Input data:
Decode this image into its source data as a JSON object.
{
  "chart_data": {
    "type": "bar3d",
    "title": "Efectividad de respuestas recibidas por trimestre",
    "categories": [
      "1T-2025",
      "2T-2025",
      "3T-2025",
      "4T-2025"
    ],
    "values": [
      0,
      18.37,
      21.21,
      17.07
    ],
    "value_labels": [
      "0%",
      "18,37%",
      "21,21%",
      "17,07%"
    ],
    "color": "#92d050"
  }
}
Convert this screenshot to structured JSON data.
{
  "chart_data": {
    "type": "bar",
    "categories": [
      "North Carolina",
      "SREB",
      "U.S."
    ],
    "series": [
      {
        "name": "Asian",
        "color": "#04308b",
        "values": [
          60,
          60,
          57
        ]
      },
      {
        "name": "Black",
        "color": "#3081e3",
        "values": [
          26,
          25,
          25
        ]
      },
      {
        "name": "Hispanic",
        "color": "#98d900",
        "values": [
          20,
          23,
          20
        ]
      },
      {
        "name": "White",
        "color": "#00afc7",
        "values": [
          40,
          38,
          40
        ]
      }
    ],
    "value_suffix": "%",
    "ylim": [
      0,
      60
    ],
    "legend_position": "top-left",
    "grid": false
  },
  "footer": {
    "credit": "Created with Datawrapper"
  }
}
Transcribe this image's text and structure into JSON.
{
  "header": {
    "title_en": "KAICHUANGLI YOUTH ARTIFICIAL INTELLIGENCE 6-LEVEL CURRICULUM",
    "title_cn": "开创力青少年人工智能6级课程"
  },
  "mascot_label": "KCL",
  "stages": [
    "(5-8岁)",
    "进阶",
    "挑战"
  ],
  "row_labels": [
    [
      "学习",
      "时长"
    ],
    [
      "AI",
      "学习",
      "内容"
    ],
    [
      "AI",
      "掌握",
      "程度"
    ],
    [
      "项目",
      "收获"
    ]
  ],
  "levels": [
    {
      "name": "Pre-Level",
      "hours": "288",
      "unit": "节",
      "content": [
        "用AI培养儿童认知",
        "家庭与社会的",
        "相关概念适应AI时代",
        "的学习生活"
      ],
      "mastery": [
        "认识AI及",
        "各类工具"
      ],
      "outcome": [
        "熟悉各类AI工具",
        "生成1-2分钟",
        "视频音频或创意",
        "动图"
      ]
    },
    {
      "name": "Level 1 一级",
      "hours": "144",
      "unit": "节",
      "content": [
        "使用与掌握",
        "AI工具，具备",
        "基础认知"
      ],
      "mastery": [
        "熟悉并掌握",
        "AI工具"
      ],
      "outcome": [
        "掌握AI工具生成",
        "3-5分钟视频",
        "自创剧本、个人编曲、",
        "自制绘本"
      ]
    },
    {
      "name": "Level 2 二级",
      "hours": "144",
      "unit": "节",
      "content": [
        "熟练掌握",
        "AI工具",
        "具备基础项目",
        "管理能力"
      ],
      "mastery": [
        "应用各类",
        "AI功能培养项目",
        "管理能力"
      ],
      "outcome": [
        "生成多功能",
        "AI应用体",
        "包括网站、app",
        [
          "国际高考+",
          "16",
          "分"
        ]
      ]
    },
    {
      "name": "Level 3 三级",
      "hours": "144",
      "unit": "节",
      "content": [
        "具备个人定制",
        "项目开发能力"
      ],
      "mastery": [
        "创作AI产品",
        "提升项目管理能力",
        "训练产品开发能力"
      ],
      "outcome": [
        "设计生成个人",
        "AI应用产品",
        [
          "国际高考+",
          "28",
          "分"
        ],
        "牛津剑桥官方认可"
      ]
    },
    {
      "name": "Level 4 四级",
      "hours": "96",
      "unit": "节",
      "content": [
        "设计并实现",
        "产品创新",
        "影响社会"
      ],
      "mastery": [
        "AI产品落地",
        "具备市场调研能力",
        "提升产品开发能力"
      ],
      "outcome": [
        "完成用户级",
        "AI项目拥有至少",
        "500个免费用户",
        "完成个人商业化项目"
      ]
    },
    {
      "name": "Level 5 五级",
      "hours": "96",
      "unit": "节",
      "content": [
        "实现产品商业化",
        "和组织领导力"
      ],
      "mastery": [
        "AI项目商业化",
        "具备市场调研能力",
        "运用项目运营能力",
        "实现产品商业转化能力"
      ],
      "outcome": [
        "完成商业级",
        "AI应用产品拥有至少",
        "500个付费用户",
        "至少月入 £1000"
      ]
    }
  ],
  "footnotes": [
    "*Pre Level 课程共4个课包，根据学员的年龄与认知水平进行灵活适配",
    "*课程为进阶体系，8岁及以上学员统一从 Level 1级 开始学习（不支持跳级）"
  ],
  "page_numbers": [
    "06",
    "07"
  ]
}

Stated goal: Search the entries for the word "JSON" and copy every line that has it.

Exercise result:
Decode this image into its source data as a JSON object.
Convert this screenshot to structured JSON data.
Transcribe this image's text and structure into JSON.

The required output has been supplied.